Exercise brief → Transcribe every record that appears below, exactly and in full.

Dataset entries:
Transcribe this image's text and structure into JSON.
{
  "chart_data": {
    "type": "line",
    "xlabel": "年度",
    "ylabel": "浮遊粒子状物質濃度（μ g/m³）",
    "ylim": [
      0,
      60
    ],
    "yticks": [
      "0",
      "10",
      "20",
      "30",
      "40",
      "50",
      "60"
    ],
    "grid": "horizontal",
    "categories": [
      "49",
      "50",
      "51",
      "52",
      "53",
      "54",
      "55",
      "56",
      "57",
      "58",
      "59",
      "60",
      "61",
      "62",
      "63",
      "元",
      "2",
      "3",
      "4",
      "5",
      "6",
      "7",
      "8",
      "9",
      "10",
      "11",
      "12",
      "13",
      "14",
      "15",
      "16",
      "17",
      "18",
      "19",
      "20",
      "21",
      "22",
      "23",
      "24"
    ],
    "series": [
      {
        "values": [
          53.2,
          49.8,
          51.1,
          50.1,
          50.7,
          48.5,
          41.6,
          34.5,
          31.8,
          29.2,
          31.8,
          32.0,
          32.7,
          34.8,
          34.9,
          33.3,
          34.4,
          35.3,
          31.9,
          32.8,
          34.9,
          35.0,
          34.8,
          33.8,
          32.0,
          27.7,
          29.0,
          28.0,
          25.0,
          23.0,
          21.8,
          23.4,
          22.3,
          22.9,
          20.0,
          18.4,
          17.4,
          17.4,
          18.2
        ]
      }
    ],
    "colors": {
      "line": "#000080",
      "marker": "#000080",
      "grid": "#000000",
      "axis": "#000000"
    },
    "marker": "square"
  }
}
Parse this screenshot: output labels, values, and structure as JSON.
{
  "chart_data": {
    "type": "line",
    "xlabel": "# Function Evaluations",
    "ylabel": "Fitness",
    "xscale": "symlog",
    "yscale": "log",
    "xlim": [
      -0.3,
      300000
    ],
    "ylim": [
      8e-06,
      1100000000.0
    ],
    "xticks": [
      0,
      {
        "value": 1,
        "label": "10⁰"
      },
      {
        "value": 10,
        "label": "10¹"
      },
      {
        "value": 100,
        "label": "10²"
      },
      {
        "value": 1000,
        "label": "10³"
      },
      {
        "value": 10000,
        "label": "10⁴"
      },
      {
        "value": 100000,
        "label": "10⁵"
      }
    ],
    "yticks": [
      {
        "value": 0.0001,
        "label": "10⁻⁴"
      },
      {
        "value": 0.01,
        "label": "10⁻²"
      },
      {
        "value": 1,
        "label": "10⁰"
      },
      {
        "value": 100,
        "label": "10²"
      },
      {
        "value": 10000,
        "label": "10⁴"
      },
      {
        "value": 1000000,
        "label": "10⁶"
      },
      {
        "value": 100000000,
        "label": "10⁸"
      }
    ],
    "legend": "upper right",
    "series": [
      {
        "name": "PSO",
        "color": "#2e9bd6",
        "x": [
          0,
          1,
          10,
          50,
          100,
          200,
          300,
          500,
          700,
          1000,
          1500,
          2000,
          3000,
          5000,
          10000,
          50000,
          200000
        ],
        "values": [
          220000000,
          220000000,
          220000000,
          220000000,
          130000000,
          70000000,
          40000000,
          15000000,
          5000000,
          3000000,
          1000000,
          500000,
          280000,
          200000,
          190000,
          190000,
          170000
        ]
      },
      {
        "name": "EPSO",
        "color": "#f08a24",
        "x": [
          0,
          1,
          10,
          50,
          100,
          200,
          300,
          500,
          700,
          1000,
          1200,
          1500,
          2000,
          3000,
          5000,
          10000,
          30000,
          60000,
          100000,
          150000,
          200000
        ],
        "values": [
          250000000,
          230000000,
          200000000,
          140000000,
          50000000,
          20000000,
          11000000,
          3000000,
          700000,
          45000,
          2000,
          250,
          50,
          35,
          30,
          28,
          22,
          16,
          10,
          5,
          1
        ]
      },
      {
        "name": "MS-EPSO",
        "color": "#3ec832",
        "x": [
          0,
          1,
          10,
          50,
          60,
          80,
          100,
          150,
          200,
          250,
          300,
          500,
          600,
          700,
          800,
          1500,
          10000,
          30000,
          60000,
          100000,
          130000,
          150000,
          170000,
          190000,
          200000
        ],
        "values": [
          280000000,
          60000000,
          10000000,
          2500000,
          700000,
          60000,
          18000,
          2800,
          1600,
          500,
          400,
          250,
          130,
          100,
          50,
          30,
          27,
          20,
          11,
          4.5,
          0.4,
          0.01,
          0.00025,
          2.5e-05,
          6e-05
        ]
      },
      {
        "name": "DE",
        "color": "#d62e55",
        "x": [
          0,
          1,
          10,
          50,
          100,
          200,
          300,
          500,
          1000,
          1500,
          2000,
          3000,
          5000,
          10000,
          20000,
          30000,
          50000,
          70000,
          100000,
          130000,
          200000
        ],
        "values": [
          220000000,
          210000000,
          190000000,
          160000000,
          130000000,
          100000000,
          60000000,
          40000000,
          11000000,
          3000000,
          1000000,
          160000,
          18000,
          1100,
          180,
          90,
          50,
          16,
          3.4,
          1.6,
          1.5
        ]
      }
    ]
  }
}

Reply →
Transcribe this image's text and structure into JSON.
{
  "chart_data": {
    "type": "line",
    "xlabel": "年度",
    "ylabel": "浮遊粒子状物質濃度（μ g/m³）",
    "ylim": [
      0,
      60
    ],
    "yticks": [
      "0",
      "10",
      "20",
      "30",
      "40",
      "50",
      "60"
    ],
    "grid": "horizontal",
    "categories": [
      "49",
      "50",
      "51",
      "52",
      "53",
      "54",
      "55",
      "56",
      "57",
      "58",
      "59",
      "60",
      "61",
      "62",
      "63",
      "元",
      "2",
      "3",
      "4",
      "5",
      "6",
      "7",
      "8",
      "9",
      "10",
      "11",
      "12",
      "13",
      "14",
      "15",
      "16",
      "17",
      "18",
      "19",
      "20",
      "21",
      "22",
      "23",
      "24"
    ],
    "series": [
      {
        "values": [
          53.2,
          49.8,
          51.1,
          50.1,
          50.7,
          48.5,
          41.6,
          34.5,
          31.8,
          29.2,
          31.8,
          32.0,
          32.7,
          34.8,
          34.9,
          33.3,
          34.4,
          35.3,
          31.9,
          32.8,
          34.9,
          35.0,
          34.8,
          33.8,
          32.0,
          27.7,
          29.0,
          28.0,
          25.0,
          23.0,
          21.8,
          23.4,
          22.3,
          22.9,
          20.0,
          18.4,
          17.4,
          17.4,
          18.2
        ]
      }
    ],
    "colors": {
      "line": "#000080",
      "marker": "#000080",
      "grid": "#000000",
      "axis": "#000000"
    },
    "marker": "square"
  }
}
Parse this screenshot: output labels, values, and structure as JSON.
{
  "chart_data": {
    "type": "line",
    "xlabel": "# Function Evaluations",
    "ylabel": "Fitness",
    "xscale": "symlog",
    "yscale": "log",
    "xlim": [
      -0.3,
      300000
    ],
    "ylim": [
      8e-06,
      1100000000.0
    ],
    "xticks": [
      0,
      {
        "value": 1,
        "label": "10⁰"
      },
      {
        "value": 10,
        "label": "10¹"
      },
      {
        "value": 100,
        "label": "10²"
      },
      {
        "value": 1000,
        "label": "10³"
      },
      {
        "value": 10000,
        "label": "10⁴"
      },
      {
        "value": 100000,
        "label": "10⁵"
      }
    ],
    "yticks": [
      {
        "value": 0.0001,
        "label": "10⁻⁴"
      },
      {
        "value": 0.01,
        "label": "10⁻²"
      },
      {
        "value": 1,
        "label": "10⁰"
      },
      {
        "value": 100,
        "label": "10²"
      },
      {
        "value": 10000,
        "label": "10⁴"
      },
      {
        "value": 1000000,
        "label": "10⁶"
      },
      {
        "value": 100000000,
        "label": "10⁸"
      }
    ],
    "legend": "upper right",
    "series": [
      {
        "name": "PSO",
        "color": "#2e9bd6",
        "x": [
          0,
          1,
          10,
          50,
          100,
          200,
          300,
          500,
          700,
          1000,
          1500,
          2000,
          3000,
          5000,
          10000,
          50000,
          200000
        ],
        "values": [
          220000000,
          220000000,
          220000000,
          220000000,
          130000000,
          70000000,
          40000000,
          15000000,
          5000000,
          3000000,
          1000000,
          500000,
          280000,
          200000,
          190000,
          190000,
          170000
        ]
      },
      {
        "name": "EPSO",
        "color": "#f08a24",
        "x": [
          0,
          1,
          10,
          50,
          100,
          200,
          300,
          500,
          700,
          1000,
          1200,
          1500,
          2000,
          3000,
          5000,
          10000,
          30000,
          60000,
          100000,
          150000,
          200000
        ],
        "values": [
          250000000,
          230000000,
          200000000,
          140000000,
          50000000,
          20000000,
          11000000,
          3000000,
          700000,
          45000,
          2000,
          250,
          50,
          35,
          30,
          28,
          22,
          16,
          10,
          5,
          1
        ]
      },
      {
        "name": "MS-EPSO",
        "color": "#3ec832",
        "x": [
          0,
          1,
          10,
          50,
          60,
          80,
          100,
          150,
          200,
          250,
          300,
          500,
          600,
          700,
          800,
          1500,
          10000,
          30000,
          60000,
          100000,
          130000,
          150000,
          170000,
          190000,
          200000
        ],
        "values": [
          280000000,
          60000000,
          10000000,
          2500000,
          700000,
          60000,
          18000,
          2800,
          1600,
          500,
          400,
          250,
          130,
          100,
          50,
          30,
          27,
          20,
          11,
          4.5,
          0.4,
          0.01,
          0.00025,
          2.5e-05,
          6e-05
        ]
      },
      {
        "name": "DE",
        "color": "#d62e55",
        "x": [
          0,
          1,
          10,
          50,
          100,
          200,
          300,
          500,
          1000,
          1500,
          2000,
          3000,
          5000,
          10000,
          20000,
          30000,
          50000,
          70000,
          100000,
          130000,
          200000
        ],
        "values": [
          220000000,
          210000000,
          190000000,
          160000000,
          130000000,
          100000000,
          60000000,
          40000000,
          11000000,
          3000000,
          1000000,
          160000,
          18000,
          1100,
          180,
          90,
          50,
          16,
          3.4,
          1.6,
          1.5
        ]
      }
    ]
  }
}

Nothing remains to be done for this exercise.